BEGIN Data shown

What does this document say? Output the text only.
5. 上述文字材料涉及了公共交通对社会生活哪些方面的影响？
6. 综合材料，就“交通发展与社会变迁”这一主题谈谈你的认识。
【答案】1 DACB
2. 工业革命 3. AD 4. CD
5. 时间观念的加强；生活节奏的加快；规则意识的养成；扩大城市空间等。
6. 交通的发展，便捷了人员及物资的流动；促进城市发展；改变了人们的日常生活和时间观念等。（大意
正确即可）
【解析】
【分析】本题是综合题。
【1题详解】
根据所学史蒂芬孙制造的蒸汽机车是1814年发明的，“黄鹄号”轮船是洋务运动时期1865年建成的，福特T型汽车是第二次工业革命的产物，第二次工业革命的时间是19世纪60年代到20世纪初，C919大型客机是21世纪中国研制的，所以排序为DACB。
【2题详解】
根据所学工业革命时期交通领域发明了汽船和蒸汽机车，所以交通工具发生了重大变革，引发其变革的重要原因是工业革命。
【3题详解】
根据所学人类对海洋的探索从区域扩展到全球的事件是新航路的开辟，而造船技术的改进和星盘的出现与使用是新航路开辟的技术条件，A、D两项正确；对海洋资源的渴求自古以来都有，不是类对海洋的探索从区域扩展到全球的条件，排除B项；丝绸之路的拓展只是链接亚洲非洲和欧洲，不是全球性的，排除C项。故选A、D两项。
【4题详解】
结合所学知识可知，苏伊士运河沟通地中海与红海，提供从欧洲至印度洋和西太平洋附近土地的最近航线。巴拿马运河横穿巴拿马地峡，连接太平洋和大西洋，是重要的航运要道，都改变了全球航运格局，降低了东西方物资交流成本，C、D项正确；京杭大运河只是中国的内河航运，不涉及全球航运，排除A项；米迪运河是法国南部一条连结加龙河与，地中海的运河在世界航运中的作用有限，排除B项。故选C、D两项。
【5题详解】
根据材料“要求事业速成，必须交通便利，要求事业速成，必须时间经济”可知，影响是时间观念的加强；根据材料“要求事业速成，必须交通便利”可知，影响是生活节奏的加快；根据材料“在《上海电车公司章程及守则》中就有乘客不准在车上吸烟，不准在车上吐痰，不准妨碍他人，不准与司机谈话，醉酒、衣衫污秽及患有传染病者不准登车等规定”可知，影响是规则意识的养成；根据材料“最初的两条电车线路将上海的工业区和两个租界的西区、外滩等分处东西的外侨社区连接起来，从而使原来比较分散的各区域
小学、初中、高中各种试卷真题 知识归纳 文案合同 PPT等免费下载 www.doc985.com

END Data shown

Given request: Transcribe the entire listing above precisely.

Final answer:
What does this document say? Output the text only.
5. 上述文字材料涉及了公共交通对社会生活哪些方面的影响？
6. 综合材料，就“交通发展与社会变迁”这一主题谈谈你的认识。
【答案】1 DACB
2. 工业革命 3. AD 4. CD
5. 时间观念的加强；生活节奏的加快；规则意识的养成；扩大城市空间等。
6. 交通的发展，便捷了人员及物资的流动；促进城市发展；改变了人们的日常生活和时间观念等。（大意
正确即可）
【解析】
【分析】本题是综合题。
【1题详解】
根据所学史蒂芬孙制造的蒸汽机车是1814年发明的，“黄鹄号”轮船是洋务运动时期1865年建成的，福特T型汽车是第二次工业革命的产物，第二次工业革命的时间是19世纪60年代到20世纪初，C919大型客机是21世纪中国研制的，所以排序为DACB。
【2题详解】
根据所学工业革命时期交通领域发明了汽船和蒸汽机车，所以交通工具发生了重大变革，引发其变革的重要原因是工业革命。
【3题详解】
根据所学人类对海洋的探索从区域扩展到全球的事件是新航路的开辟，而造船技术的改进和星盘的出现与使用是新航路开辟的技术条件，A、D两项正确；对海洋资源的渴求自古以来都有，不是类对海洋的探索从区域扩展到全球的条件，排除B项；丝绸之路的拓展只是链接亚洲非洲和欧洲，不是全球性的，排除C项。故选A、D两项。
【4题详解】
结合所学知识可知，苏伊士运河沟通地中海与红海，提供从欧洲至印度洋和西太平洋附近土地的最近航线。巴拿马运河横穿巴拿马地峡，连接太平洋和大西洋，是重要的航运要道，都改变了全球航运格局，降低了东西方物资交流成本，C、D项正确；京杭大运河只是中国的内河航运，不涉及全球航运，排除A项；米迪运河是法国南部一条连结加龙河与，地中海的运河在世界航运中的作用有限，排除B项。故选C、D两项。
【5题详解】
根据材料“要求事业速成，必须交通便利，要求事业速成，必须时间经济”可知，影响是时间观念的加强；根据材料“要求事业速成，必须交通便利”可知，影响是生活节奏的加快；根据材料“在《上海电车公司章程及守则》中就有乘客不准在车上吸烟，不准在车上吐痰，不准妨碍他人，不准与司机谈话，醉酒、衣衫污秽及患有传染病者不准登车等规定”可知，影响是规则意识的养成；根据材料“最初的两条电车线路将上海的工业区和两个租界的西区、外滩等分处东西的外侨社区连接起来，从而使原来比较分散的各区域
小学、初中、高中各种试卷真题 知识归纳 文案合同 PPT等免费下载 www.doc985.com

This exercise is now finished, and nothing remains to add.